- **STORED ROWS**
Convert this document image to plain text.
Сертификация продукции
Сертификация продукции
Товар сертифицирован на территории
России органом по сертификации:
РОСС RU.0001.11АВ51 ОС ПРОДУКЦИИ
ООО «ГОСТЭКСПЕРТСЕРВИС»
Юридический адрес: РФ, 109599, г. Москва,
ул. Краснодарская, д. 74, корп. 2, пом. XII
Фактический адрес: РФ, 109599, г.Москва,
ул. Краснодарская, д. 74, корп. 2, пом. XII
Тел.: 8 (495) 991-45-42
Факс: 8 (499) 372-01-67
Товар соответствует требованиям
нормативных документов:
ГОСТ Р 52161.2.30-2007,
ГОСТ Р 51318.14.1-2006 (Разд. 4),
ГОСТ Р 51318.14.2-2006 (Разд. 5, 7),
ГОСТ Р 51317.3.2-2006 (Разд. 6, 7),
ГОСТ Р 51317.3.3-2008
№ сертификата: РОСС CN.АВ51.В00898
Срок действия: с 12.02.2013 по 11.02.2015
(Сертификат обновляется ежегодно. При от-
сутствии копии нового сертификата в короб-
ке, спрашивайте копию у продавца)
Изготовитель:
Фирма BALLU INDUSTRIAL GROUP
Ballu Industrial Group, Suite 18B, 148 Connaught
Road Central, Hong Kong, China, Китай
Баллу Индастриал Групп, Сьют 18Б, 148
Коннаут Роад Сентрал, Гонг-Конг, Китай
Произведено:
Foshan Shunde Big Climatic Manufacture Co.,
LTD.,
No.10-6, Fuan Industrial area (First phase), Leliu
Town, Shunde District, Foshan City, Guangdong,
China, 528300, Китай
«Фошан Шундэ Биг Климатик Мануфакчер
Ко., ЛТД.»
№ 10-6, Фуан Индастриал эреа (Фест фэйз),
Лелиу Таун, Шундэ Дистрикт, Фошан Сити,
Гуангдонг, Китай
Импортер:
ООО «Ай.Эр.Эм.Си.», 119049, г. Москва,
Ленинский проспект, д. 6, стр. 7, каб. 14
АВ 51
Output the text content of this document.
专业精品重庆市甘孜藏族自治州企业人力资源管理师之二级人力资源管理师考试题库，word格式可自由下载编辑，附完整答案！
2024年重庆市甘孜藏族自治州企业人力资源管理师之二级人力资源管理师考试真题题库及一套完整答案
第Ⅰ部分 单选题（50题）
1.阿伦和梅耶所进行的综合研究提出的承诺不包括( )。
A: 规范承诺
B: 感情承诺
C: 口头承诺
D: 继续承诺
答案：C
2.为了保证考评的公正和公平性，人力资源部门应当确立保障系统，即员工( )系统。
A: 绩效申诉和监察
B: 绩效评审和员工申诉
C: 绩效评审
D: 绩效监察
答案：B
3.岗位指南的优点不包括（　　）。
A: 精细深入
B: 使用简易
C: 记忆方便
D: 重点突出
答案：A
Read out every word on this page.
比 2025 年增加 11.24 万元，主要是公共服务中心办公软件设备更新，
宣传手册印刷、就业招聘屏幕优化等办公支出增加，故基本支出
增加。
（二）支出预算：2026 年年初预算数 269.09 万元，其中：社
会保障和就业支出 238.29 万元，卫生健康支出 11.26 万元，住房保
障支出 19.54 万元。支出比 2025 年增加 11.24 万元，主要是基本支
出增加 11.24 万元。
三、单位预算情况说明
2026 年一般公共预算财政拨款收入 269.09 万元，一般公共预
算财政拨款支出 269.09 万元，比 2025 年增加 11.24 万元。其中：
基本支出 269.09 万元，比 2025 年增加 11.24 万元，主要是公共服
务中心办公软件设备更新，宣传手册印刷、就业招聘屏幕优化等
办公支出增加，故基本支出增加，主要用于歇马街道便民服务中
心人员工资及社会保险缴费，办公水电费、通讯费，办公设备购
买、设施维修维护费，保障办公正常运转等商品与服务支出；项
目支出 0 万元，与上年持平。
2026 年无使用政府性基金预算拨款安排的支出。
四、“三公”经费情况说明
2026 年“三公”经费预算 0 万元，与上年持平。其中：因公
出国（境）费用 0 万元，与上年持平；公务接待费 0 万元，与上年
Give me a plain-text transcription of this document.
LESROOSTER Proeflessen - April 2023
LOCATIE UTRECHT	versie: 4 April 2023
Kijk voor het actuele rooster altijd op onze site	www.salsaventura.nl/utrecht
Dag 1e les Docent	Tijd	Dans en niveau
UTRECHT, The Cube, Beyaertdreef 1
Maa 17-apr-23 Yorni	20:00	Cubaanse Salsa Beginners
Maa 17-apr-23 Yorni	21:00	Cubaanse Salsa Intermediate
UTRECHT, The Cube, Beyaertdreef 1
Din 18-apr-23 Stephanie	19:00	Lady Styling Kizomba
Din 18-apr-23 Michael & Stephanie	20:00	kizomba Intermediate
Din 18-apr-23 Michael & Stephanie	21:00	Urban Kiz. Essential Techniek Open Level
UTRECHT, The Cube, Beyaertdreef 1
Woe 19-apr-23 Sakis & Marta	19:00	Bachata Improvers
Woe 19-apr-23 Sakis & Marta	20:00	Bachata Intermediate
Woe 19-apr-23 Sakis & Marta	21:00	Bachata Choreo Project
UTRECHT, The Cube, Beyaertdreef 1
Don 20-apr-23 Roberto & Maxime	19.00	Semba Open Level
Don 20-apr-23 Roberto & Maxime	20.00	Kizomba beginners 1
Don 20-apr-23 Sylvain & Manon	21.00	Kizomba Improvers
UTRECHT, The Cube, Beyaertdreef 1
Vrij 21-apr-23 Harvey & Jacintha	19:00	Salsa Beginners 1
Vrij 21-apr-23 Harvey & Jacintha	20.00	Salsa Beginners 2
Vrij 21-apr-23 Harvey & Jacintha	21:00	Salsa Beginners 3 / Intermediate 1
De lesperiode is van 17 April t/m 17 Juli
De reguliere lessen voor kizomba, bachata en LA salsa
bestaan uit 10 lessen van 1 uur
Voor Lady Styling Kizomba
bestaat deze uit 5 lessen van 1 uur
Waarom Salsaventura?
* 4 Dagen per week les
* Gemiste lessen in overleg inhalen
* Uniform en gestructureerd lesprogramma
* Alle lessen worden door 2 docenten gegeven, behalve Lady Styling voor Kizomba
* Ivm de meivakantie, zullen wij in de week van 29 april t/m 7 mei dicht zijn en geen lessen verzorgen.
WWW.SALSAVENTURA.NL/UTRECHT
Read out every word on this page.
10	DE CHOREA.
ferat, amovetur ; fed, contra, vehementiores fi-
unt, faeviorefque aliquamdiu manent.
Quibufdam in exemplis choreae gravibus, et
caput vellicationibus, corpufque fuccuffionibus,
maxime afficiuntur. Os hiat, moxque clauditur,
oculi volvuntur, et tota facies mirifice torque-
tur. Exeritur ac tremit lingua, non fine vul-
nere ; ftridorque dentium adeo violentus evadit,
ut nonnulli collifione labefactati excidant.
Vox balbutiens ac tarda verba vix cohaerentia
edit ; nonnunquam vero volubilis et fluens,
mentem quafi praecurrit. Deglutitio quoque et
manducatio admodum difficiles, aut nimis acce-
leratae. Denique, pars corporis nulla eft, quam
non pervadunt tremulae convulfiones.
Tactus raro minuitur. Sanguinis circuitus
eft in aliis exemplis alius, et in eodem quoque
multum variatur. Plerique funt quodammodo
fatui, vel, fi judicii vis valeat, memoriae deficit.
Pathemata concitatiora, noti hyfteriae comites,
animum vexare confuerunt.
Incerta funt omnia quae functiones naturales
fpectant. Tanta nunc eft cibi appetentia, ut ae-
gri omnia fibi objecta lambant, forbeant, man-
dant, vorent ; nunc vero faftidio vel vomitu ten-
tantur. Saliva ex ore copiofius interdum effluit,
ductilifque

- **TO DO**
Transcribe the material above in its entirety. Match it exactly.

- **SOLUTION TO THE PROBLEM**
Convert this document image to plain text.
Сертификация продукции
Сертификация продукции
Товар сертифицирован на территории
России органом по сертификации:
РОСС RU.0001.11АВ51 ОС ПРОДУКЦИИ
ООО «ГОСТЭКСПЕРТСЕРВИС»
Юридический адрес: РФ, 109599, г. Москва,
ул. Краснодарская, д. 74, корп. 2, пом. XII
Фактический адрес: РФ, 109599, г.Москва,
ул. Краснодарская, д. 74, корп. 2, пом. XII
Тел.: 8 (495) 991-45-42
Факс: 8 (499) 372-01-67
Товар соответствует требованиям
нормативных документов:
ГОСТ Р 52161.2.30-2007,
ГОСТ Р 51318.14.1-2006 (Разд. 4),
ГОСТ Р 51318.14.2-2006 (Разд. 5, 7),
ГОСТ Р 51317.3.2-2006 (Разд. 6, 7),
ГОСТ Р 51317.3.3-2008
№ сертификата: РОСС CN.АВ51.В00898
Срок действия: с 12.02.2013 по 11.02.2015
(Сертификат обновляется ежегодно. При от-
сутствии копии нового сертификата в короб-
ке, спрашивайте копию у продавца)
Изготовитель:
Фирма BALLU INDUSTRIAL GROUP
Ballu Industrial Group, Suite 18B, 148 Connaught
Road Central, Hong Kong, China, Китай
Баллу Индастриал Групп, Сьют 18Б, 148
Коннаут Роад Сентрал, Гонг-Конг, Китай
Произведено:
Foshan Shunde Big Climatic Manufacture Co.,
LTD.,
No.10-6, Fuan Industrial area (First phase), Leliu
Town, Shunde District, Foshan City, Guangdong,
China, 528300, Китай
«Фошан Шундэ Биг Климатик Мануфакчер
Ко., ЛТД.»
№ 10-6, Фуан Индастриал эреа (Фест фэйз),
Лелиу Таун, Шундэ Дистрикт, Фошан Сити,
Гуангдонг, Китай
Импортер:
ООО «Ай.Эр.Эм.Си.», 119049, г. Москва,
Ленинский проспект, д. 6, стр. 7, каб. 14
АВ 51
Output the text content of this document.
专业精品重庆市甘孜藏族自治州企业人力资源管理师之二级人力资源管理师考试题库，word格式可自由下载编辑，附完整答案！
2024年重庆市甘孜藏族自治州企业人力资源管理师之二级人力资源管理师考试真题题库及一套完整答案
第Ⅰ部分 单选题（50题）
1.阿伦和梅耶所进行的综合研究提出的承诺不包括( )。
A: 规范承诺
B: 感情承诺
C: 口头承诺
D: 继续承诺
答案：C
2.为了保证考评的公正和公平性，人力资源部门应当确立保障系统，即员工( )系统。
A: 绩效申诉和监察
B: 绩效评审和员工申诉
C: 绩效评审
D: 绩效监察
答案：B
3.岗位指南的优点不包括（　　）。
A: 精细深入
B: 使用简易
C: 记忆方便
D: 重点突出
答案：A
Read out every word on this page.
比 2025 年增加 11.24 万元，主要是公共服务中心办公软件设备更新，
宣传手册印刷、就业招聘屏幕优化等办公支出增加，故基本支出
增加。
（二）支出预算：2026 年年初预算数 269.09 万元，其中：社
会保障和就业支出 238.29 万元，卫生健康支出 11.26 万元，住房保
障支出 19.54 万元。支出比 2025 年增加 11.24 万元，主要是基本支
出增加 11.24 万元。
三、单位预算情况说明
2026 年一般公共预算财政拨款收入 269.09 万元，一般公共预
算财政拨款支出 269.09 万元，比 2025 年增加 11.24 万元。其中：
基本支出 269.09 万元，比 2025 年增加 11.24 万元，主要是公共服
务中心办公软件设备更新，宣传手册印刷、就业招聘屏幕优化等
办公支出增加，故基本支出增加，主要用于歇马街道便民服务中
心人员工资及社会保险缴费，办公水电费、通讯费，办公设备购
买、设施维修维护费，保障办公正常运转等商品与服务支出；项
目支出 0 万元，与上年持平。
2026 年无使用政府性基金预算拨款安排的支出。
四、“三公”经费情况说明
2026 年“三公”经费预算 0 万元，与上年持平。其中：因公
出国（境）费用 0 万元，与上年持平；公务接待费 0 万元，与上年
Give me a plain-text transcription of this document.
LESROOSTER Proeflessen - April 2023
LOCATIE UTRECHT	versie: 4 April 2023
Kijk voor het actuele rooster altijd op onze site	www.salsaventura.nl/utrecht
Dag 1e les Docent	Tijd	Dans en niveau
UTRECHT, The Cube, Beyaertdreef 1
Maa 17-apr-23 Yorni	20:00	Cubaanse Salsa Beginners
Maa 17-apr-23 Yorni	21:00	Cubaanse Salsa Intermediate
UTRECHT, The Cube, Beyaertdreef 1
Din 18-apr-23 Stephanie	19:00	Lady Styling Kizomba
Din 18-apr-23 Michael & Stephanie	20:00	kizomba Intermediate
Din 18-apr-23 Michael & Stephanie	21:00	Urban Kiz. Essential Techniek Open Level
UTRECHT, The Cube, Beyaertdreef 1
Woe 19-apr-23 Sakis & Marta	19:00	Bachata Improvers
Woe 19-apr-23 Sakis & Marta	20:00	Bachata Intermediate
Woe 19-apr-23 Sakis & Marta	21:00	Bachata Choreo Project
UTRECHT, The Cube, Beyaertdreef 1
Don 20-apr-23 Roberto & Maxime	19.00	Semba Open Level
Don 20-apr-23 Roberto & Maxime	20.00	Kizomba beginners 1
Don 20-apr-23 Sylvain & Manon	21.00	Kizomba Improvers
UTRECHT, The Cube, Beyaertdreef 1
Vrij 21-apr-23 Harvey & Jacintha	19:00	Salsa Beginners 1
Vrij 21-apr-23 Harvey & Jacintha	20.00	Salsa Beginners 2
Vrij 21-apr-23 Harvey & Jacintha	21:00	Salsa Beginners 3 / Intermediate 1
De lesperiode is van 17 April t/m 17 Juli
De reguliere lessen voor kizomba, bachata en LA salsa
bestaan uit 10 lessen van 1 uur
Voor Lady Styling Kizomba
bestaat deze uit 5 lessen van 1 uur
Waarom Salsaventura?
* 4 Dagen per week les
* Gemiste lessen in overleg inhalen
* Uniform en gestructureerd lesprogramma
* Alle lessen worden door 2 docenten gegeven, behalve Lady Styling voor Kizomba
* Ivm de meivakantie, zullen wij in de week van 29 april t/m 7 mei dicht zijn en geen lessen verzorgen.
WWW.SALSAVENTURA.NL/UTRECHT
Read out every word on this page.
10	DE CHOREA.
ferat, amovetur ; fed, contra, vehementiores fi-
unt, faeviorefque aliquamdiu manent.
Quibufdam in exemplis choreae gravibus, et
caput vellicationibus, corpufque fuccuffionibus,
maxime afficiuntur. Os hiat, moxque clauditur,
oculi volvuntur, et tota facies mirifice torque-
tur. Exeritur ac tremit lingua, non fine vul-
nere ; ftridorque dentium adeo violentus evadit,
ut nonnulli collifione labefactati excidant.
Vox balbutiens ac tarda verba vix cohaerentia
edit ; nonnunquam vero volubilis et fluens,
mentem quafi praecurrit. Deglutitio quoque et
manducatio admodum difficiles, aut nimis acce-
leratae. Denique, pars corporis nulla eft, quam
non pervadunt tremulae convulfiones.
Tactus raro minuitur. Sanguinis circuitus
eft in aliis exemplis alius, et in eodem quoque
multum variatur. Plerique funt quodammodo
fatui, vel, fi judicii vis valeat, memoriae deficit.
Pathemata concitatiora, noti hyfteriae comites,
animum vexare confuerunt.
Incerta funt omnia quae functiones naturales
fpectant. Tanta nunc eft cibi appetentia, ut ae-
gri omnia fibi objecta lambant, forbeant, man-
dant, vorent ; nunc vero faftidio vel vomitu ten-
tantur. Saliva ex ore copiofius interdum effluit,
ductilifque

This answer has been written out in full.